═══ Extracted material ═══

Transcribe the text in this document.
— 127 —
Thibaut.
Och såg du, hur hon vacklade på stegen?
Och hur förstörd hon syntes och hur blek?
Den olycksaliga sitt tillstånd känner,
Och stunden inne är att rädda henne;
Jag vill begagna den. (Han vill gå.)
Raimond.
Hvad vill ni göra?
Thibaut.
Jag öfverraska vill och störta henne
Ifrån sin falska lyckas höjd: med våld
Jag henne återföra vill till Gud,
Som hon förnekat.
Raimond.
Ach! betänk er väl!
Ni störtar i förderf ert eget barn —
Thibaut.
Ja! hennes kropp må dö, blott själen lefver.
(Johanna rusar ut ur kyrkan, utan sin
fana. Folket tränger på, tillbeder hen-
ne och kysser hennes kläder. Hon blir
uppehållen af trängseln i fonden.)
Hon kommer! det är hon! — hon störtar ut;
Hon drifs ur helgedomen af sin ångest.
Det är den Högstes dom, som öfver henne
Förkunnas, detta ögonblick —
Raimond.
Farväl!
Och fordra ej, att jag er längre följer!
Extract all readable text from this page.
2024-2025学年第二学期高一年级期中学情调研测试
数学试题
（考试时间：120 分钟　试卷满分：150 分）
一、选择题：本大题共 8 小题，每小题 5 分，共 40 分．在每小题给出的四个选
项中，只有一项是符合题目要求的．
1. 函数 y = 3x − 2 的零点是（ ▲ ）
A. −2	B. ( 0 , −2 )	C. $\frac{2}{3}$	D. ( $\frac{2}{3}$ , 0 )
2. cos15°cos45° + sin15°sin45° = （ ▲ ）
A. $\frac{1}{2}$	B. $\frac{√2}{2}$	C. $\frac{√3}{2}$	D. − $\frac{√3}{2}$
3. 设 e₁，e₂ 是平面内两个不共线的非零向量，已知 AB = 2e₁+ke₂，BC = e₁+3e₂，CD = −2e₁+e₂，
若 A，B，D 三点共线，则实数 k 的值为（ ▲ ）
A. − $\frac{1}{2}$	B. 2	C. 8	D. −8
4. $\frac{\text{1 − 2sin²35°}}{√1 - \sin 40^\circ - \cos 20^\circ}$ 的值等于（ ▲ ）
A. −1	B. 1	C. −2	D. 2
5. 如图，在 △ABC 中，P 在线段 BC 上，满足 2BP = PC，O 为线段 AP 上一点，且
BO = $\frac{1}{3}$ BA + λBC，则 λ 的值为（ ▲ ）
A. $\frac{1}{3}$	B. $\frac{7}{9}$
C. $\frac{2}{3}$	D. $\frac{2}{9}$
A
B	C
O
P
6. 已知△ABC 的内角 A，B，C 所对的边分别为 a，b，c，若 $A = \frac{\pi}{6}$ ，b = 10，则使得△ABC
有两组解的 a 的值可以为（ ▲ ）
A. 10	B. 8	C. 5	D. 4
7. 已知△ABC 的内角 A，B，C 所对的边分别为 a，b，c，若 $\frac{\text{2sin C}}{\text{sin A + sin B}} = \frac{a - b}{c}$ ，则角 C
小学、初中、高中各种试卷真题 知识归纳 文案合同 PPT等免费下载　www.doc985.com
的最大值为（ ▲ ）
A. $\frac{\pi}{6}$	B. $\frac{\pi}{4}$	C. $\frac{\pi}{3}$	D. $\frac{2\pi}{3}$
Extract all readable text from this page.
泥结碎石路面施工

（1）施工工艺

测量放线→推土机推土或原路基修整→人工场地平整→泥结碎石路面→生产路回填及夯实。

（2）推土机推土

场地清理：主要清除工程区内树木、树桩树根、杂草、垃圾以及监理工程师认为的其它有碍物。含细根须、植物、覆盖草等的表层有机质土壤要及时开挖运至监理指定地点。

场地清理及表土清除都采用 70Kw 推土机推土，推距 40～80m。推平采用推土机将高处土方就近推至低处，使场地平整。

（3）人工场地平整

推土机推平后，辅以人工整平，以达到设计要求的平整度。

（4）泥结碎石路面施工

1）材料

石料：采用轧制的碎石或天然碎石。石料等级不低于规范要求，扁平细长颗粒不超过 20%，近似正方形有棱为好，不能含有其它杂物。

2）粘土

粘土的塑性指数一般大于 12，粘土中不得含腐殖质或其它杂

═══

◆ Work to be completed: Each line of the material should be echoed exactly.

◆ Result below:
Transcribe the text in this document.
— 127 —
Thibaut.
Och såg du, hur hon vacklade på stegen?
Och hur förstörd hon syntes och hur blek?
Den olycksaliga sitt tillstånd känner,
Och stunden inne är att rädda henne;
Jag vill begagna den. (Han vill gå.)
Raimond.
Hvad vill ni göra?
Thibaut.
Jag öfverraska vill och störta henne
Ifrån sin falska lyckas höjd: med våld
Jag henne återföra vill till Gud,
Som hon förnekat.
Raimond.
Ach! betänk er väl!
Ni störtar i förderf ert eget barn —
Thibaut.
Ja! hennes kropp må dö, blott själen lefver.
(Johanna rusar ut ur kyrkan, utan sin
fana. Folket tränger på, tillbeder hen-
ne och kysser hennes kläder. Hon blir
uppehållen af trängseln i fonden.)
Hon kommer! det är hon! — hon störtar ut;
Hon drifs ur helgedomen af sin ångest.
Det är den Högstes dom, som öfver henne
Förkunnas, detta ögonblick —
Raimond.
Farväl!
Och fordra ej, att jag er längre följer!
Extract all readable text from this page.
2024-2025学年第二学期高一年级期中学情调研测试
数学试题
（考试时间：120 分钟　试卷满分：150 分）
一、选择题：本大题共 8 小题，每小题 5 分，共 40 分．在每小题给出的四个选
项中，只有一项是符合题目要求的．
1. 函数 y = 3x − 2 的零点是（ ▲ ）
A. −2	B. ( 0 , −2 )	C. $\frac{2}{3}$	D. ( $\frac{2}{3}$ , 0 )
2. cos15°cos45° + sin15°sin45° = （ ▲ ）
A. $\frac{1}{2}$	B. $\frac{√2}{2}$	C. $\frac{√3}{2}$	D. − $\frac{√3}{2}$
3. 设 e₁，e₂ 是平面内两个不共线的非零向量，已知 AB = 2e₁+ke₂，BC = e₁+3e₂，CD = −2e₁+e₂，
若 A，B，D 三点共线，则实数 k 的值为（ ▲ ）
A. − $\frac{1}{2}$	B. 2	C. 8	D. −8
4. $\frac{\text{1 − 2sin²35°}}{√1 - \sin 40^\circ - \cos 20^\circ}$ 的值等于（ ▲ ）
A. −1	B. 1	C. −2	D. 2
5. 如图，在 △ABC 中，P 在线段 BC 上，满足 2BP = PC，O 为线段 AP 上一点，且
BO = $\frac{1}{3}$ BA + λBC，则 λ 的值为（ ▲ ）
A. $\frac{1}{3}$	B. $\frac{7}{9}$
C. $\frac{2}{3}$	D. $\frac{2}{9}$
A
B	C
O
P
6. 已知△ABC 的内角 A，B，C 所对的边分别为 a，b，c，若 $A = \frac{\pi}{6}$ ，b = 10，则使得△ABC
有两组解的 a 的值可以为（ ▲ ）
A. 10	B. 8	C. 5	D. 4
7. 已知△ABC 的内角 A，B，C 所对的边分别为 a，b，c，若 $\frac{\text{2sin C}}{\text{sin A + sin B}} = \frac{a - b}{c}$ ，则角 C
小学、初中、高中各种试卷真题 知识归纳 文案合同 PPT等免费下载　www.doc985.com
的最大值为（ ▲ ）
A. $\frac{\pi}{6}$	B. $\frac{\pi}{4}$	C. $\frac{\pi}{3}$	D. $\frac{2\pi}{3}$
Extract all readable text from this page.
泥结碎石路面施工

（1）施工工艺

测量放线→推土机推土或原路基修整→人工场地平整→泥结碎石路面→生产路回填及夯实。

（2）推土机推土

场地清理：主要清除工程区内树木、树桩树根、杂草、垃圾以及监理工程师认为的其它有碍物。含细根须、植物、覆盖草等的表层有机质土壤要及时开挖运至监理指定地点。

场地清理及表土清除都采用 70Kw 推土机推土，推距 40～80m。推平采用推土机将高处土方就近推至低处，使场地平整。

（3）人工场地平整

推土机推平后，辅以人工整平，以达到设计要求的平整度。

（4）泥结碎石路面施工

1）材料

石料：采用轧制的碎石或天然碎石。石料等级不低于规范要求，扁平细长颗粒不超过 20%，近似正方形有棱为好，不能含有其它杂物。

2）粘土

粘土的塑性指数一般大于 12，粘土中不得含腐殖质或其它杂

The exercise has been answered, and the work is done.